# START OF Entries

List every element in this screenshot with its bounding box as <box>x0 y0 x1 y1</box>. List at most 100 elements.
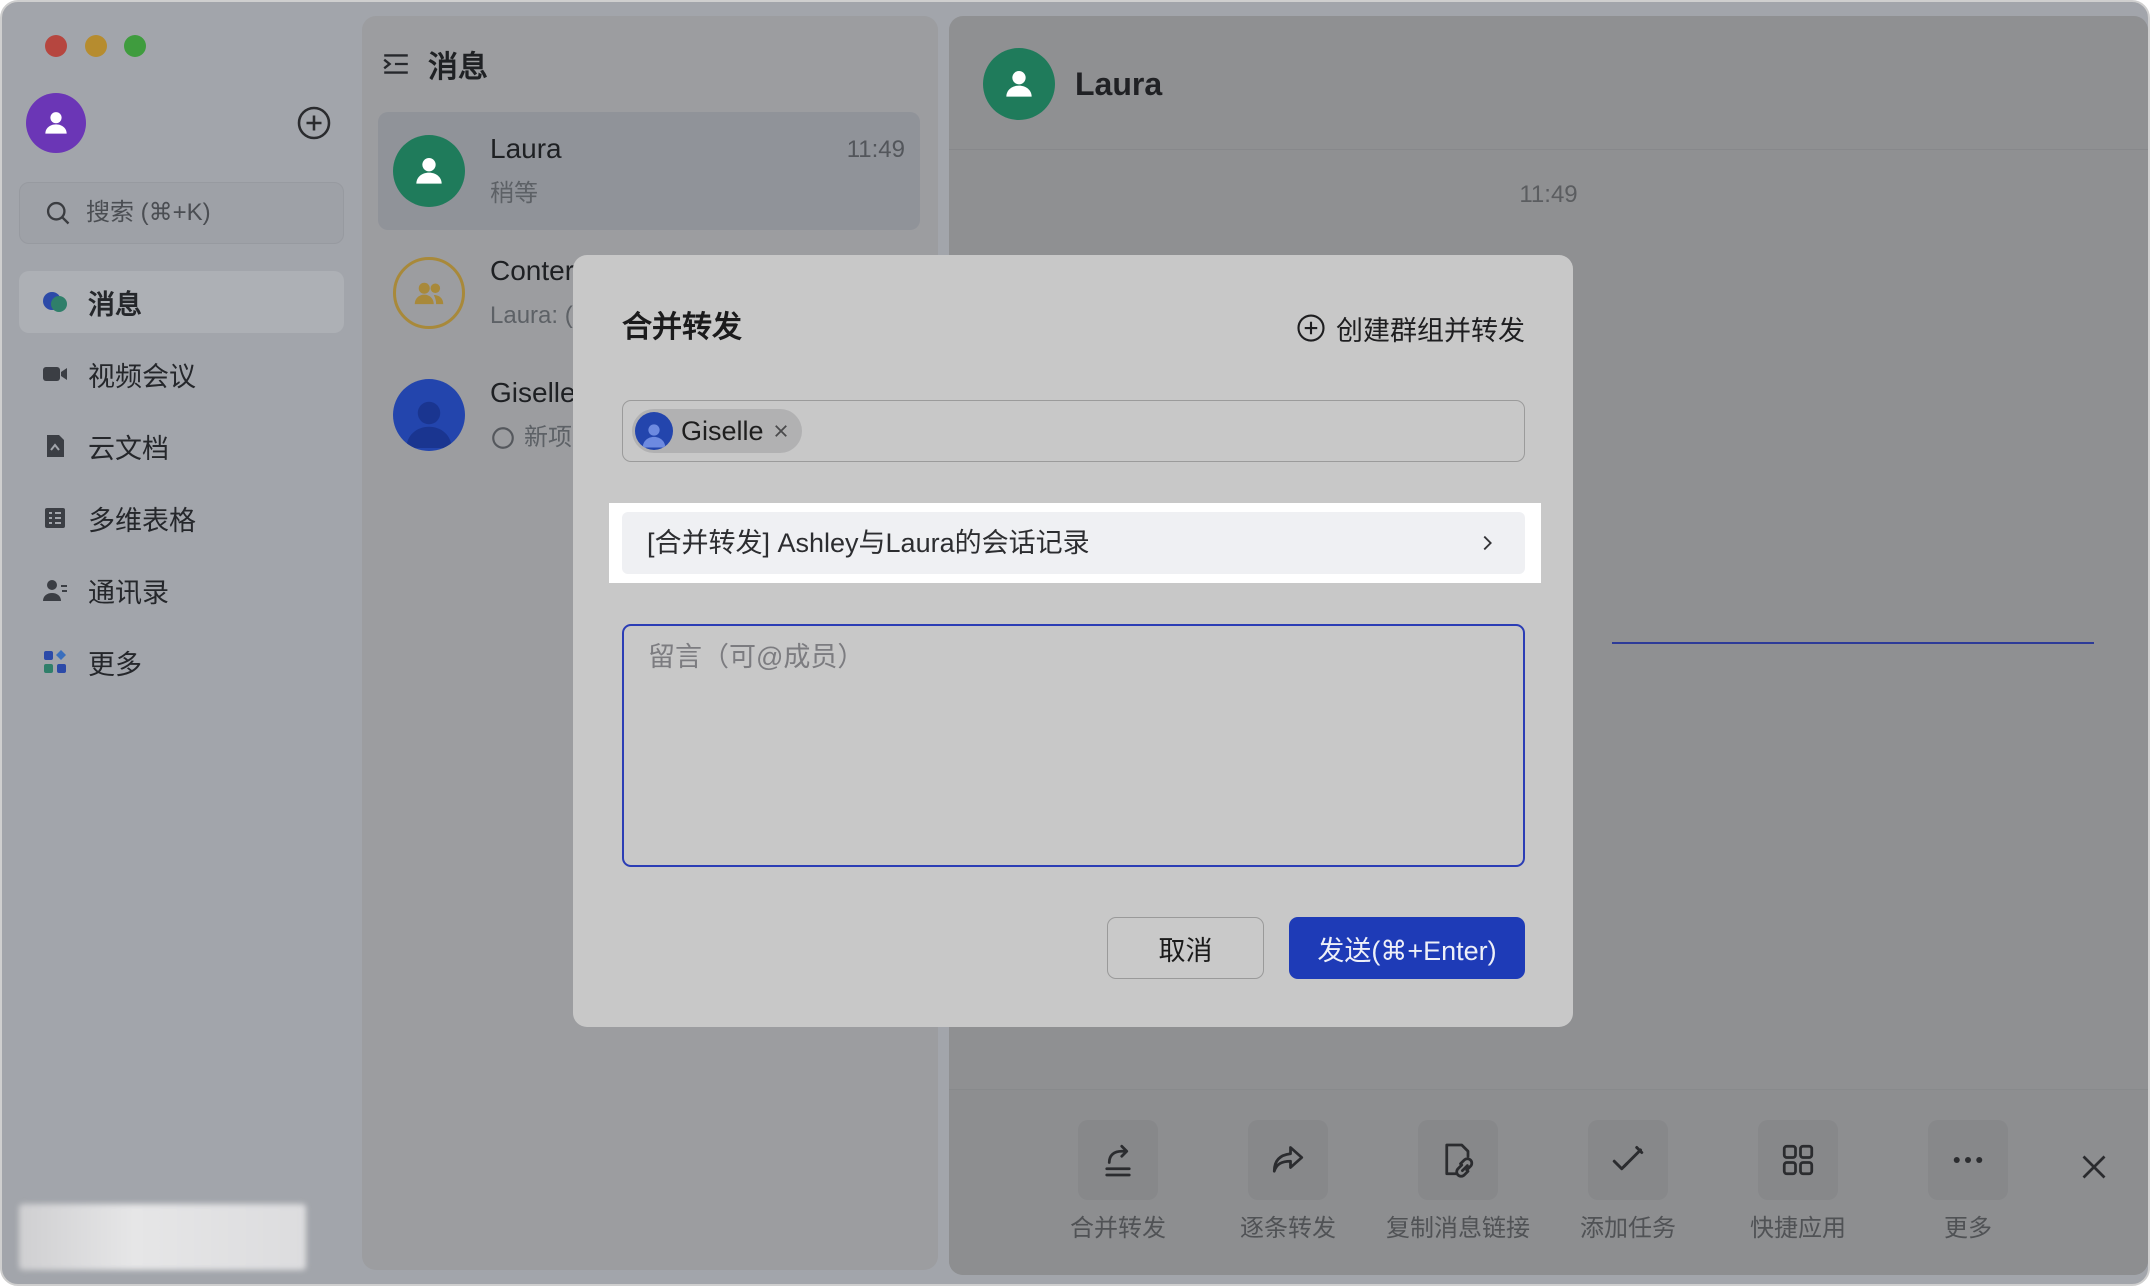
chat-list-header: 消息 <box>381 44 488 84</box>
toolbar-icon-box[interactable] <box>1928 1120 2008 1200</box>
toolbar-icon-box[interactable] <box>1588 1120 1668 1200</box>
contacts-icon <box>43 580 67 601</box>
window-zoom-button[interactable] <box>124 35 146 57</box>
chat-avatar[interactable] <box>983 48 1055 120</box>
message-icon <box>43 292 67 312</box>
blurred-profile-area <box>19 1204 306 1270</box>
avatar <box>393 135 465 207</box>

# END OF Entries

◆ Directions for this task
Copy the item above word for word, without the picture.

◆ Correct answer
List every element in this screenshot with its bounding box as <box>x0 y0 x1 y1</box>. List at most 100 elements.
chat-list-header: 消息 <box>381 44 488 84</box>
toolbar-icon-box[interactable] <box>1928 1120 2008 1200</box>
toolbar-icon-box[interactable] <box>1588 1120 1668 1200</box>
contacts-icon <box>43 580 67 601</box>
window-zoom-button[interactable] <box>124 35 146 57</box>
chat-avatar[interactable] <box>983 48 1055 120</box>
message-icon <box>43 292 67 312</box>
blurred-profile-area <box>19 1204 306 1270</box>
avatar <box>393 135 465 207</box>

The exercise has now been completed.